## EXERCISE AIM
Report how many lines hold the word "text"; answer with the number alone.

## MATERIAL FOR THIS EXERCISE
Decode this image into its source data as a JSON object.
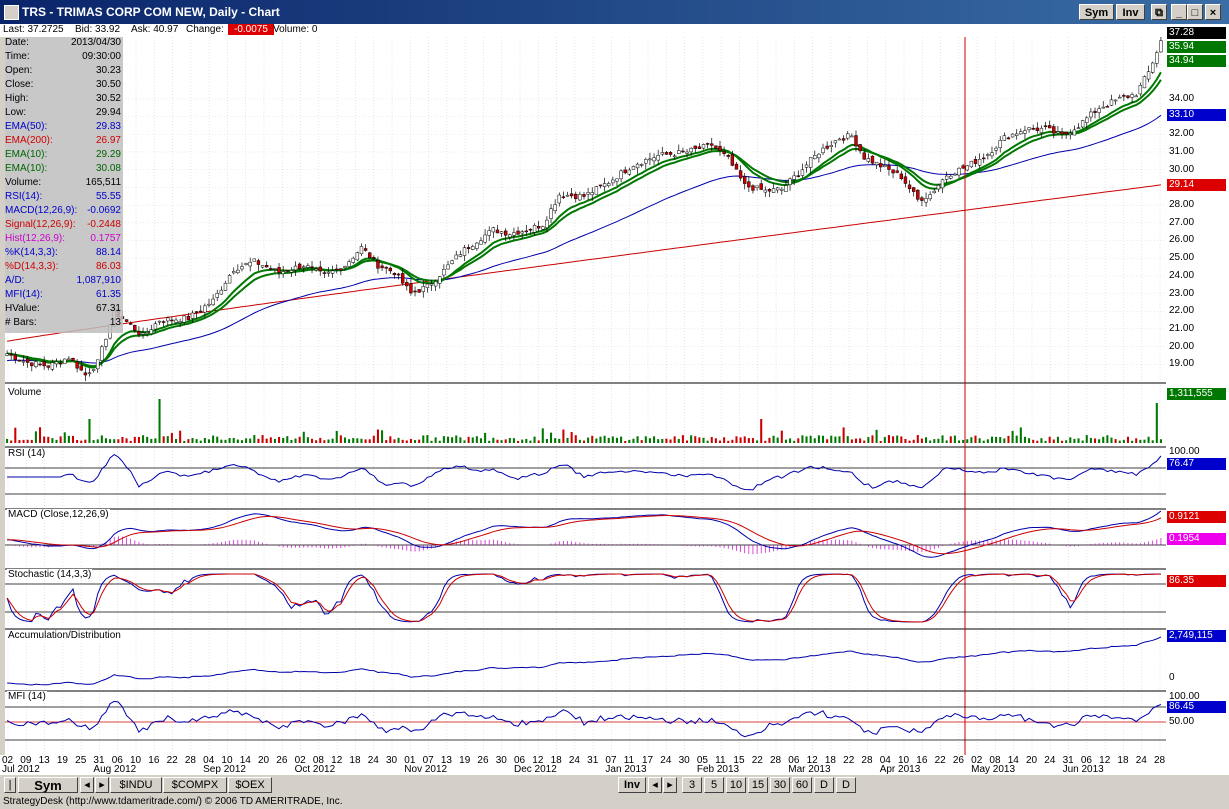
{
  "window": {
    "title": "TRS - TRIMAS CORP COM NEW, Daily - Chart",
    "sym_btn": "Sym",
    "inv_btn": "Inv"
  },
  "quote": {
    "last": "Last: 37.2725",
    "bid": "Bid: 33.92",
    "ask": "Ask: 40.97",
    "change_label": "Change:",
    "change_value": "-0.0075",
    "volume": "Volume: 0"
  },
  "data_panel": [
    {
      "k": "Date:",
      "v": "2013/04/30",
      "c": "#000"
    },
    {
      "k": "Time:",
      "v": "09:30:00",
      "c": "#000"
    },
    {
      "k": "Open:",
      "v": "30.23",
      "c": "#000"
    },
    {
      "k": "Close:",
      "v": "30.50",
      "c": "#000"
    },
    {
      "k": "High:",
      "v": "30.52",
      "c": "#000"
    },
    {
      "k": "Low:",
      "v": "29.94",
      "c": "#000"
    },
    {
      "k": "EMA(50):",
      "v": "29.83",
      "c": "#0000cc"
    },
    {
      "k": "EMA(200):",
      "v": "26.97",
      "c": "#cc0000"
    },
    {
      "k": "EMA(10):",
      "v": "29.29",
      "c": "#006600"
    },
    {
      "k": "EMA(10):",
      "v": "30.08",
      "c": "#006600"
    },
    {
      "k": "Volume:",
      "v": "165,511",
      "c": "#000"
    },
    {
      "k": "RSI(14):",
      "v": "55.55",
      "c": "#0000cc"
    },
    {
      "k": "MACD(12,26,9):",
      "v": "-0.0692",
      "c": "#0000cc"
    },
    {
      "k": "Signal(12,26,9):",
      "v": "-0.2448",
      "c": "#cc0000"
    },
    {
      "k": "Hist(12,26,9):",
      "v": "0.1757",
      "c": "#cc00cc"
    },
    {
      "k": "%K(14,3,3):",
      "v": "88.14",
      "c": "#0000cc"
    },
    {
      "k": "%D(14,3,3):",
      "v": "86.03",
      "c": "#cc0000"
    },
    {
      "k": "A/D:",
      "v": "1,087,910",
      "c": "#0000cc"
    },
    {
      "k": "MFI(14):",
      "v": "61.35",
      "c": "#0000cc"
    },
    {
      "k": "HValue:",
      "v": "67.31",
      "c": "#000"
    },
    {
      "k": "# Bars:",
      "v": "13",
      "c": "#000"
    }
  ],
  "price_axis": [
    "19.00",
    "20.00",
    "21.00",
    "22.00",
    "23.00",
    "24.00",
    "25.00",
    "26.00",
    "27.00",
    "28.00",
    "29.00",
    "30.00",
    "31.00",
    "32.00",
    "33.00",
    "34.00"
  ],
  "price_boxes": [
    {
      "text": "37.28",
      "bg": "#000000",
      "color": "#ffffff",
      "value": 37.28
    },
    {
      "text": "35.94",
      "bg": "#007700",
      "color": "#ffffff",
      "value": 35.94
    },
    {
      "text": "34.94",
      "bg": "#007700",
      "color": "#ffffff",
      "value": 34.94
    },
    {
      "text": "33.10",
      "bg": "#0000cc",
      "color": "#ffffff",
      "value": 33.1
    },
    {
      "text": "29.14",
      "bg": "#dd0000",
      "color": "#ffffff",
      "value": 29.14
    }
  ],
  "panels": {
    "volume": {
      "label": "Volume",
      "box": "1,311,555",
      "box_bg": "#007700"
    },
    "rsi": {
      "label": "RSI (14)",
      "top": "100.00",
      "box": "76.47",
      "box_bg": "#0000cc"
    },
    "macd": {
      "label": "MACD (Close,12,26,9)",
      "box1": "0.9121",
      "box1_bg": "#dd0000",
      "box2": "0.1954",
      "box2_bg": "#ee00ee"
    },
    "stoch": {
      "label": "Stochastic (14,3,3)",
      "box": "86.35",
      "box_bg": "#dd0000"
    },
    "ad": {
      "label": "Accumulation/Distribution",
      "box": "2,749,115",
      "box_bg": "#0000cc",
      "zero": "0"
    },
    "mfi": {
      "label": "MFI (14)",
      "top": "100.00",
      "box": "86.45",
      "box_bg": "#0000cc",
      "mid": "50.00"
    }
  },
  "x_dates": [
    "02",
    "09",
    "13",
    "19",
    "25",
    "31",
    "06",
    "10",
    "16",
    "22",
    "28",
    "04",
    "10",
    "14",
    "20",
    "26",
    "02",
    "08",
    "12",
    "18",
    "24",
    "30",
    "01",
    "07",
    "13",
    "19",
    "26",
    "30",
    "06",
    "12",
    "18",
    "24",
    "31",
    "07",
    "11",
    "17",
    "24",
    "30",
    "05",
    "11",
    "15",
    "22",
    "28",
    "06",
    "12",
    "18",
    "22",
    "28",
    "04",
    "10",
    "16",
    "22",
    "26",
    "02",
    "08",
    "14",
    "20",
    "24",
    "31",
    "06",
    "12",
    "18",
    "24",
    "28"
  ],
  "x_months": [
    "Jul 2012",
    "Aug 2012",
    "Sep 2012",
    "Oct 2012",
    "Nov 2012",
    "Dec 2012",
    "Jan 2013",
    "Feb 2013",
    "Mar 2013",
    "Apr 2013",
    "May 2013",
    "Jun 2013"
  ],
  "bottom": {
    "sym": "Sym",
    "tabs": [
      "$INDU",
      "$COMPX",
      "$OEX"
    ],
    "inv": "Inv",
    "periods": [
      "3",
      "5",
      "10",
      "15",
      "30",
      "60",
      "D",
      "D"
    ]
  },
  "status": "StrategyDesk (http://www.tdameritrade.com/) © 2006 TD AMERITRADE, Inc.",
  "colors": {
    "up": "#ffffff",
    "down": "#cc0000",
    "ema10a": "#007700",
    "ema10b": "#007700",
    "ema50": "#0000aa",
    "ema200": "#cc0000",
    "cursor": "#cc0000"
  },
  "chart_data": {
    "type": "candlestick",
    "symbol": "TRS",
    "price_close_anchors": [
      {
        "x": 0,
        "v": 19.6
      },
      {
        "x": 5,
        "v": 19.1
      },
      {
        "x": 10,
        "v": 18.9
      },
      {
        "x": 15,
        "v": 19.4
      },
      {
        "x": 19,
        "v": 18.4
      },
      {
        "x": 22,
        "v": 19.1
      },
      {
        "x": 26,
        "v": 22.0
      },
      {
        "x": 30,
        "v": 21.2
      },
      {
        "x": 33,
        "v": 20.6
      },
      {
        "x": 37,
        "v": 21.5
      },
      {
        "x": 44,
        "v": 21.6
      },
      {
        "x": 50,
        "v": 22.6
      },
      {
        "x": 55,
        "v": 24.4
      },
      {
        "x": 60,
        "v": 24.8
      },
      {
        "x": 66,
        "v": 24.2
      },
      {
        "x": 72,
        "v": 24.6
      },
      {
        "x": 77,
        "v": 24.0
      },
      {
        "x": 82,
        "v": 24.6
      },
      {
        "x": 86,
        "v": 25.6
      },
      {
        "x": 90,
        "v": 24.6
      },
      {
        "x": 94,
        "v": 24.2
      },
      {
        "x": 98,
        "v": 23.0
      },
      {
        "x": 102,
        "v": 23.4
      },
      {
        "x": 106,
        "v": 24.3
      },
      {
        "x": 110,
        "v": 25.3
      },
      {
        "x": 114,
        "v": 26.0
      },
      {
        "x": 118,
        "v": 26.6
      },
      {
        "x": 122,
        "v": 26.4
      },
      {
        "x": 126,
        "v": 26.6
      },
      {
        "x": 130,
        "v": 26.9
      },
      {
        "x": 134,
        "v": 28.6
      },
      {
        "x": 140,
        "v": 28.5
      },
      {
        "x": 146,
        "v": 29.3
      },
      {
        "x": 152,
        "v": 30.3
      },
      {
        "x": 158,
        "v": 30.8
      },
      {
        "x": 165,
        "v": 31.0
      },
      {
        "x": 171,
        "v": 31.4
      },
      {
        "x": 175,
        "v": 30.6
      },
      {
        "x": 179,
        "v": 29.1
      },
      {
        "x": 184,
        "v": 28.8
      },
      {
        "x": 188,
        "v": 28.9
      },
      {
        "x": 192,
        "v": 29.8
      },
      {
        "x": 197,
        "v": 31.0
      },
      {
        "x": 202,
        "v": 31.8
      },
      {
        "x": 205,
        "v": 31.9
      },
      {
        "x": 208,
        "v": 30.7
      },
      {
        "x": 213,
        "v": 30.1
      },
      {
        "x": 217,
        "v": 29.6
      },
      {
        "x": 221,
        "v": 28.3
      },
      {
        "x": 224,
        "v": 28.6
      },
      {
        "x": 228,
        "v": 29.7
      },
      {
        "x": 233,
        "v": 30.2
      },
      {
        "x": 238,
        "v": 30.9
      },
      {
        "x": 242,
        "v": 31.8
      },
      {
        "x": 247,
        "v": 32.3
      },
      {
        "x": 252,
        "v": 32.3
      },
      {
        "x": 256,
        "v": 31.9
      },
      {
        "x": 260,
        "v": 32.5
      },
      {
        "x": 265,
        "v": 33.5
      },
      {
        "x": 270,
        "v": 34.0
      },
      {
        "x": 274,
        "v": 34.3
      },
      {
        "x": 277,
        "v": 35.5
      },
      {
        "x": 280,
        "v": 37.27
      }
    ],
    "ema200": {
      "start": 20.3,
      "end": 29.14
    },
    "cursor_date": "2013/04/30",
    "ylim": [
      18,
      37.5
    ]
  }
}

## CORRECT RESPONSE
5